What you have to do - Look through the data below. Show each line where the string "page" occurs.
==*==
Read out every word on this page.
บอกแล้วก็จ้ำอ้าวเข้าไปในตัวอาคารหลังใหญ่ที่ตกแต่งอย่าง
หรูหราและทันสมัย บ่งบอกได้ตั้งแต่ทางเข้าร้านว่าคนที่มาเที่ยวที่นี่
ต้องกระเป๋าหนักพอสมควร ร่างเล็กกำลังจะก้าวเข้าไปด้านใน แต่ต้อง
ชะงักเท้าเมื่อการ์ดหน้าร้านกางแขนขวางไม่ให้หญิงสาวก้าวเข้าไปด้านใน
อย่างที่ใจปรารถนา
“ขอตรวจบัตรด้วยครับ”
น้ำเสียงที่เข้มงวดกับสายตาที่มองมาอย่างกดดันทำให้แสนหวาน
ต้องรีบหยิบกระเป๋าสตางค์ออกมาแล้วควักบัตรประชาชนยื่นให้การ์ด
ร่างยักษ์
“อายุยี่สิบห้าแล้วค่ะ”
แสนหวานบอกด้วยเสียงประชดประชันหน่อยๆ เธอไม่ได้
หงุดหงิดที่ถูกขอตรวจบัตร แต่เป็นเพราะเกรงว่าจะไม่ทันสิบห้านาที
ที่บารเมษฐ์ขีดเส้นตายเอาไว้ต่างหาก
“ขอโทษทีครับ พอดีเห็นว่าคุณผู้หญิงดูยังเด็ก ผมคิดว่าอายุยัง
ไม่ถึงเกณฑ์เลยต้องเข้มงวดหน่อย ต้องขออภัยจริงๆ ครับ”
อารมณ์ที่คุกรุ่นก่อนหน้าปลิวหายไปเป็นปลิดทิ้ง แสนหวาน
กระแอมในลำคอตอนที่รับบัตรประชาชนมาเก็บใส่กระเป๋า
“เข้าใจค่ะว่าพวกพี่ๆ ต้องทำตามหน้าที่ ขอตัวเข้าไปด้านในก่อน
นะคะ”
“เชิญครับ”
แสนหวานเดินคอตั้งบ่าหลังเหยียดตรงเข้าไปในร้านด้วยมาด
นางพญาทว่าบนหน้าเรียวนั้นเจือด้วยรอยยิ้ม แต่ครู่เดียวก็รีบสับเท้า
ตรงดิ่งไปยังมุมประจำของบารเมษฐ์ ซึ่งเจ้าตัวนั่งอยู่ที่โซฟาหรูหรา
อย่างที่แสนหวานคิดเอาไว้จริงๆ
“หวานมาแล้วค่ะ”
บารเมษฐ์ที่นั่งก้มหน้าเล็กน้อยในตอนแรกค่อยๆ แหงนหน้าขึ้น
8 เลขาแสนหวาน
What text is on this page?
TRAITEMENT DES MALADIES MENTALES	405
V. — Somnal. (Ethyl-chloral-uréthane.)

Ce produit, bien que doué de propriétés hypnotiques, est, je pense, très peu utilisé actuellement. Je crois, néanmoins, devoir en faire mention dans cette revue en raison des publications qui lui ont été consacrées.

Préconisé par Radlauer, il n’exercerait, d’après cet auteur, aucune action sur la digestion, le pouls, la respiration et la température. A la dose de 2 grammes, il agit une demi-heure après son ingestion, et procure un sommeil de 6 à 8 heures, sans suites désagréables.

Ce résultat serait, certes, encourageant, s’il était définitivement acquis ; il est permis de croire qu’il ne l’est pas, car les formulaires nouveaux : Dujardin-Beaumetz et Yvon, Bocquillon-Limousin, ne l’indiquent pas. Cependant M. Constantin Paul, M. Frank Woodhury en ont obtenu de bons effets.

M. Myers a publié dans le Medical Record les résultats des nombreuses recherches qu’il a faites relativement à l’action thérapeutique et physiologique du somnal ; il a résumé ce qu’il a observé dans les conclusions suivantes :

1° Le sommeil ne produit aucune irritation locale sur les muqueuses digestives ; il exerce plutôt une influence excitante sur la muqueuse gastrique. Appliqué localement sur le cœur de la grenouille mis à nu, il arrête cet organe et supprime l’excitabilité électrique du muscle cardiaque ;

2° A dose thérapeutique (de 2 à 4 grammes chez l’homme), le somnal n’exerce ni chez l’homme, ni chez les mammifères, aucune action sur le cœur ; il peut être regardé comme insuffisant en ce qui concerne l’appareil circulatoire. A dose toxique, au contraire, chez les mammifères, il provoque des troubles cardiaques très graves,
==*==
Output of the task -
Read out every word on this page.
What text is on this page?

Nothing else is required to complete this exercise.